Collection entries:
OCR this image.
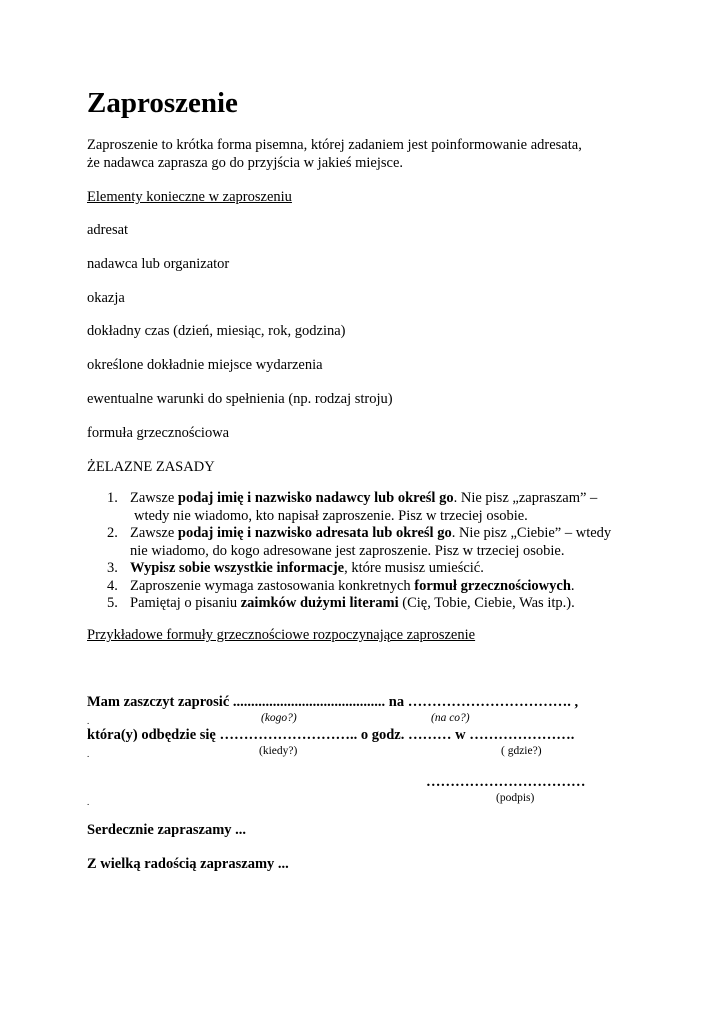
Zaproszenie
Zaproszenie to krótka forma pisemna, której zadaniem jest poinformowanie adresata,
że nadawca zaprasza go do przyjścia w jakieś miejsce.
Elementy konieczne w zaproszeniu
adresat
nadawca lub organizator
okazja
dokładny czas (dzień, miesiąc, rok, godzina)
określone dokładnie miejsce wydarzenia
ewentualne warunki do spełnienia (np. rodzaj stroju)
formuła grzecznościowa
ŻELAZNE ZASADY
1. Zawsze podaj imię i nazwisko nadawcy lub określ go. Nie pisz „zapraszam” –
wtedy nie wiadomo, kto napisał zaproszenie. Pisz w trzeciej osobie.
2. Zawsze podaj imię i nazwisko adresata lub określ go. Nie pisz „Ciebie” – wtedy
nie wiadomo, do kogo adresowane jest zaproszenie. Pisz w trzeciej osobie.
3. Wypisz sobie wszystkie informacje, które musisz umieścić.
4. Zaproszenie wymaga zastosowania konkretnych formuł grzecznościowych.
5. Pamiętaj o pisaniu zaimków dużymi literami (Cię, Tobie, Ciebie, Was itp.).
Przykładowe formuły grzecznościowe rozpoczynające zaproszenie
Mam zaszczyt zaprosić .......................................... na ……………………………. ,
.	(kogo?)	(na co?)
która(y) odbędzie się ……………………….. o godz. ……… w ………………….
.	(kiedy?)	( gdzie?)
……………………………
.	(podpis)
Serdecznie zapraszamy ...
Z wielką radością zapraszamy ...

[REQUIREMENTS] Look over the material above and show each line where "podaj" appears.

[RESPONSE]
1. Zawsze podaj imię i nazwisko nadawcy lub określ go. Nie pisz „zapraszam” –
2. Zawsze podaj imię i nazwisko adresata lub określ go. Nie pisz „Ciebie” – wtedy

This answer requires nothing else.